- **Goal**
Go through the material and pull out every line with the string "Reduced" in it.

-- START OF Data supplied --

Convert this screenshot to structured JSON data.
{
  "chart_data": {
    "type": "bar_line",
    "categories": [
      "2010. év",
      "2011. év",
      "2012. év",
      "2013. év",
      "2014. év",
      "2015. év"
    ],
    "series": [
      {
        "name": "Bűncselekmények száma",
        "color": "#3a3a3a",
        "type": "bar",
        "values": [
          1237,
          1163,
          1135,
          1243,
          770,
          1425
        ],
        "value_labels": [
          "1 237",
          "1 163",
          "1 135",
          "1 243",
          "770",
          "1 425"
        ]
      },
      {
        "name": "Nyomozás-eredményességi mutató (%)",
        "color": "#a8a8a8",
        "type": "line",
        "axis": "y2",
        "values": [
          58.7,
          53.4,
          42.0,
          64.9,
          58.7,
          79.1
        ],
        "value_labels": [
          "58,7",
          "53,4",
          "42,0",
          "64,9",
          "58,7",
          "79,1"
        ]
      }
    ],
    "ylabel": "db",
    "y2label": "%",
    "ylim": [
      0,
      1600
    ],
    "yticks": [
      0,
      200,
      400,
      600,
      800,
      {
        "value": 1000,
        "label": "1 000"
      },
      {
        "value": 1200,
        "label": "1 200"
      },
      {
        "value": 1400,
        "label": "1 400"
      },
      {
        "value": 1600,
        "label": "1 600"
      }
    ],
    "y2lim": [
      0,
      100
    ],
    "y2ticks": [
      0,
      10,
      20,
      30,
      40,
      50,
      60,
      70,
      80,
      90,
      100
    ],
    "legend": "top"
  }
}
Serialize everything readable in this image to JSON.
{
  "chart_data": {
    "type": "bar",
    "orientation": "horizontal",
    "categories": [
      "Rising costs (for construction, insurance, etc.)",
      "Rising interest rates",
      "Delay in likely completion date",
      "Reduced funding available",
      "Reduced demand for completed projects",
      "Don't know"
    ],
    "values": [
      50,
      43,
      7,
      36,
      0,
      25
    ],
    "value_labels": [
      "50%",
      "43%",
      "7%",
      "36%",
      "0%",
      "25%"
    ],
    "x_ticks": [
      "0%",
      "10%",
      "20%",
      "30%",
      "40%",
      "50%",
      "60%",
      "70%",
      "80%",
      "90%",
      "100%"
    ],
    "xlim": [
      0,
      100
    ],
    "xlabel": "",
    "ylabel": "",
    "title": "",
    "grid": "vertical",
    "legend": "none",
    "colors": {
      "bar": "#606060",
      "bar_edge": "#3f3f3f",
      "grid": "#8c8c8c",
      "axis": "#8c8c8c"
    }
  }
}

-- END OF Data supplied --
-- START OF Data supplied --

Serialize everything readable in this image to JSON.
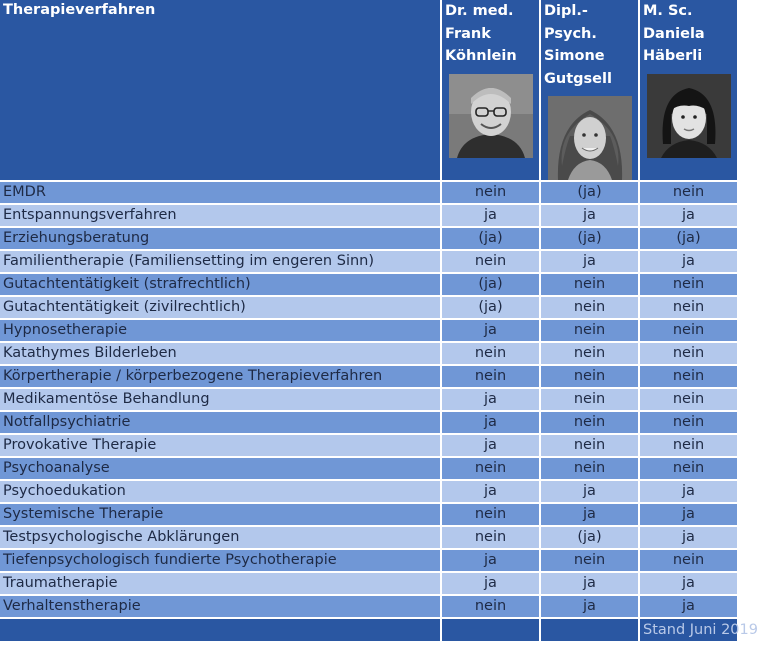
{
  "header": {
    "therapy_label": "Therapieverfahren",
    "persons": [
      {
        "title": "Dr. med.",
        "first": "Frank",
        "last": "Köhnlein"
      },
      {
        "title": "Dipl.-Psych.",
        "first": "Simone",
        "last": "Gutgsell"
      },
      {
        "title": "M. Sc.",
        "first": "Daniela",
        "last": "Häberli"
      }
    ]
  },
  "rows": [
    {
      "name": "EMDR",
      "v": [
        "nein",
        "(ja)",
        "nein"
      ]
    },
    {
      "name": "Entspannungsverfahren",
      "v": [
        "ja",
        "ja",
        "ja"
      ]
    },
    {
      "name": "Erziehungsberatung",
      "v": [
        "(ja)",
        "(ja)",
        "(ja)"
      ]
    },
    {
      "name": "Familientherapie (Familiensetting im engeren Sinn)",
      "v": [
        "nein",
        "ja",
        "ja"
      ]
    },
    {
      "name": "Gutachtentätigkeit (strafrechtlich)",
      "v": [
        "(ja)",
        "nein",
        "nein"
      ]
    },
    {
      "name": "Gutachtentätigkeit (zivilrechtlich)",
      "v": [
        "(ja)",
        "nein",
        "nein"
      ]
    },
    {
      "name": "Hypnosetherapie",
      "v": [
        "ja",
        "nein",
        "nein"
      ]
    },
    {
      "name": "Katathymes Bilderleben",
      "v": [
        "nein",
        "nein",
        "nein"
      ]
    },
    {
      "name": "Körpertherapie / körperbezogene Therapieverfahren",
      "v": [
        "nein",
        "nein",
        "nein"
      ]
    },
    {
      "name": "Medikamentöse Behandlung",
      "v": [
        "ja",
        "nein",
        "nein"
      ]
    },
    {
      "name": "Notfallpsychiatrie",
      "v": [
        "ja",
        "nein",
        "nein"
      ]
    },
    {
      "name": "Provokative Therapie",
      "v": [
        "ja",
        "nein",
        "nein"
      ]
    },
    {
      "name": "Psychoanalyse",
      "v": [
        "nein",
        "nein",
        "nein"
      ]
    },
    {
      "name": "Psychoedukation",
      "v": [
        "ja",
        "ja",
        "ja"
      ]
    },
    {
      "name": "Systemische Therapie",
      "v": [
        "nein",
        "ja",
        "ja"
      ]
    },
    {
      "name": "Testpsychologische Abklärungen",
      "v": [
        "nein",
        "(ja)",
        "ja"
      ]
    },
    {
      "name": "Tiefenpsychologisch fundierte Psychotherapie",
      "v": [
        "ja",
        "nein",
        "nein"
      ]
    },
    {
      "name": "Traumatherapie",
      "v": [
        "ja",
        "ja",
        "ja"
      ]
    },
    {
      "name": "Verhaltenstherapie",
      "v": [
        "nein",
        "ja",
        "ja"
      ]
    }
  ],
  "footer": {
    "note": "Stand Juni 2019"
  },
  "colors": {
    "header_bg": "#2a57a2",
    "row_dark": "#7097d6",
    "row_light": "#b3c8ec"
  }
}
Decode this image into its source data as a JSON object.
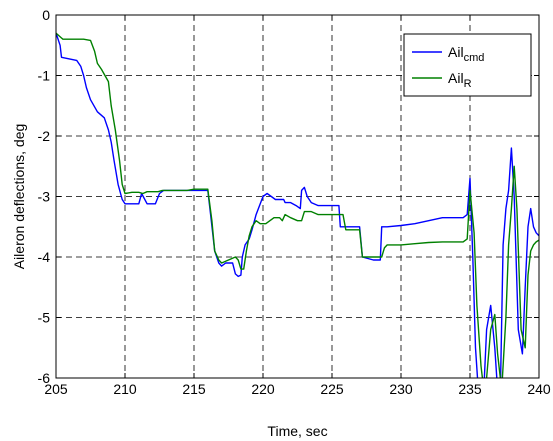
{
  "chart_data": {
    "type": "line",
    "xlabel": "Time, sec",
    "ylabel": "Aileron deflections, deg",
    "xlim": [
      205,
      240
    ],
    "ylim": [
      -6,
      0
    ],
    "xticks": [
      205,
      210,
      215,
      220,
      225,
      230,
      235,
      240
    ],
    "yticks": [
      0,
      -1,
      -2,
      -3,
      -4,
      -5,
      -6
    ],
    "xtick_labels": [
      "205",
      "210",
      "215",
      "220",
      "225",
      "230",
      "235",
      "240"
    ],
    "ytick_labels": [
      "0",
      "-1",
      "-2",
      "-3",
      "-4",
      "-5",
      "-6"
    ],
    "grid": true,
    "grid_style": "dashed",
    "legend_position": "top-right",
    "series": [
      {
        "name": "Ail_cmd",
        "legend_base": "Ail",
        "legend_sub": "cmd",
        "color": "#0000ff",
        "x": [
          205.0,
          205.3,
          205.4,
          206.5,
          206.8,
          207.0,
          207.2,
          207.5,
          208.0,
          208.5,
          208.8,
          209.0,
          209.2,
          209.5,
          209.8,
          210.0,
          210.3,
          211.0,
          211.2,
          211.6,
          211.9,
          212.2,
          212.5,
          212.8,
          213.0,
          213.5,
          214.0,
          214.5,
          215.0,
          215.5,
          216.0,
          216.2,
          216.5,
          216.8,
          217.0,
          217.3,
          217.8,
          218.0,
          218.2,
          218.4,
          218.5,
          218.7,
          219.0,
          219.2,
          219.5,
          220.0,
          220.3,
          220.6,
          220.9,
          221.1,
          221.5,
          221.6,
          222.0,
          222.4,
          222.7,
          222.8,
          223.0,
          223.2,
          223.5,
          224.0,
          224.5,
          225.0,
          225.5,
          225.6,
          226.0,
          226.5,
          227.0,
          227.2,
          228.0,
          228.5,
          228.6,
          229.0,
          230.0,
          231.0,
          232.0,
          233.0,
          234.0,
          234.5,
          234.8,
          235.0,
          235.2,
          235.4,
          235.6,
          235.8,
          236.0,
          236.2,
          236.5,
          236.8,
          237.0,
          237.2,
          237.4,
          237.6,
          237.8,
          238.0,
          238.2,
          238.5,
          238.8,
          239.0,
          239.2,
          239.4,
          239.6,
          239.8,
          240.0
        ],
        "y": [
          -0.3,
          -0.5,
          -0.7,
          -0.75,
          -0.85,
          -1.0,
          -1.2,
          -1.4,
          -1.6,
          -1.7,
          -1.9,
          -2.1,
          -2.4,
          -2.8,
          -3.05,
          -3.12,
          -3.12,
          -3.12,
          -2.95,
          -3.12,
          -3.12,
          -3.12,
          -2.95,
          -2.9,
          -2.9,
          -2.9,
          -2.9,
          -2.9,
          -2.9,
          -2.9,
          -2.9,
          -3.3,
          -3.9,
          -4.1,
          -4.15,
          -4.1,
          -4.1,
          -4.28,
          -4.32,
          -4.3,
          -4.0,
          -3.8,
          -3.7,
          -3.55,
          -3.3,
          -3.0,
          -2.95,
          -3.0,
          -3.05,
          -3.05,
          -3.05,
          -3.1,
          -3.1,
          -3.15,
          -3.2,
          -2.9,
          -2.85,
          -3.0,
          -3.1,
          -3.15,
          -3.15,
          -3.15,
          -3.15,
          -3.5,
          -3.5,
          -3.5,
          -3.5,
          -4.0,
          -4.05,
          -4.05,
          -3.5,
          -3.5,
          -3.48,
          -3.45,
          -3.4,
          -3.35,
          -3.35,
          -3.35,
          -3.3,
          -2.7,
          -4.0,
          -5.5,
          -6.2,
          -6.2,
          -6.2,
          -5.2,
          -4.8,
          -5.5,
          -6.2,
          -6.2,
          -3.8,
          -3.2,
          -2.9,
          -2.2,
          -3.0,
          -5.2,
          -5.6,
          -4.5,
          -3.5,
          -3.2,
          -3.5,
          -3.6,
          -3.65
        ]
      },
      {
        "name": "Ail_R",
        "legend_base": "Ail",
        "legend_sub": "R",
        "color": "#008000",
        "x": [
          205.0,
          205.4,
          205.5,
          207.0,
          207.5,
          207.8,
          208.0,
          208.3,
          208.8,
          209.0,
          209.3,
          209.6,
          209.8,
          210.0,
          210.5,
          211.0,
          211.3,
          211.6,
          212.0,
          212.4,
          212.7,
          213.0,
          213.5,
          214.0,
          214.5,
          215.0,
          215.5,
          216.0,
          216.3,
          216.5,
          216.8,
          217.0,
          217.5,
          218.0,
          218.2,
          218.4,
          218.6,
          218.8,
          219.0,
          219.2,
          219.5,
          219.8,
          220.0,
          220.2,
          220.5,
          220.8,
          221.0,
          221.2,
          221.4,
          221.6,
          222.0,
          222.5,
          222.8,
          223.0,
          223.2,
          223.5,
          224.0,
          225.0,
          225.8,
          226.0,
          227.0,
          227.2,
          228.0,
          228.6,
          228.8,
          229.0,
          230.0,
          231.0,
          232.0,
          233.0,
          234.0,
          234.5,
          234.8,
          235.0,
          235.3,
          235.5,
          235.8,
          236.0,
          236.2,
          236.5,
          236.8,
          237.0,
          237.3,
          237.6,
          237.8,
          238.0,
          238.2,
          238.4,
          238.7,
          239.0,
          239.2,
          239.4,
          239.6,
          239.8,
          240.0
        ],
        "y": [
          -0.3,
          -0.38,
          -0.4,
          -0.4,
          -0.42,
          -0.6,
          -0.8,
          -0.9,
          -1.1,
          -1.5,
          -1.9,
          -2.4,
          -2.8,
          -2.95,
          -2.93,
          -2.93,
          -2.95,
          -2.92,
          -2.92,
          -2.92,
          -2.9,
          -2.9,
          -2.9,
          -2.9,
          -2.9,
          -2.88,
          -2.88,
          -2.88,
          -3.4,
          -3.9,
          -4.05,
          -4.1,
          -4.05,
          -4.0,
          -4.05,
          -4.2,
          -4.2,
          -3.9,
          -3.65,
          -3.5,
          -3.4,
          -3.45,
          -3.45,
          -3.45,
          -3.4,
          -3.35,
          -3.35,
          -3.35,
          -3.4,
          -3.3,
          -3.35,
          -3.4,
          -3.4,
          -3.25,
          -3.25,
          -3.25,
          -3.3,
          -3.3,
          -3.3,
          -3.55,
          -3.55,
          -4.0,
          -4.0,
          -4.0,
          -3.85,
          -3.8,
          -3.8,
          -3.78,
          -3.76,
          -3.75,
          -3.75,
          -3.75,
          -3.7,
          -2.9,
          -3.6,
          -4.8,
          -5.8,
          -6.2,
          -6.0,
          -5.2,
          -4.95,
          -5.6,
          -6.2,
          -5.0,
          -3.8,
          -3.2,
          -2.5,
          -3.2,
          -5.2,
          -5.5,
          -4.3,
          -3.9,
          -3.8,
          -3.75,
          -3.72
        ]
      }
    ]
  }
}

-- END OF Data supplied --

- **Output**
      "Reduced funding available",
      "Reduced demand for completed projects",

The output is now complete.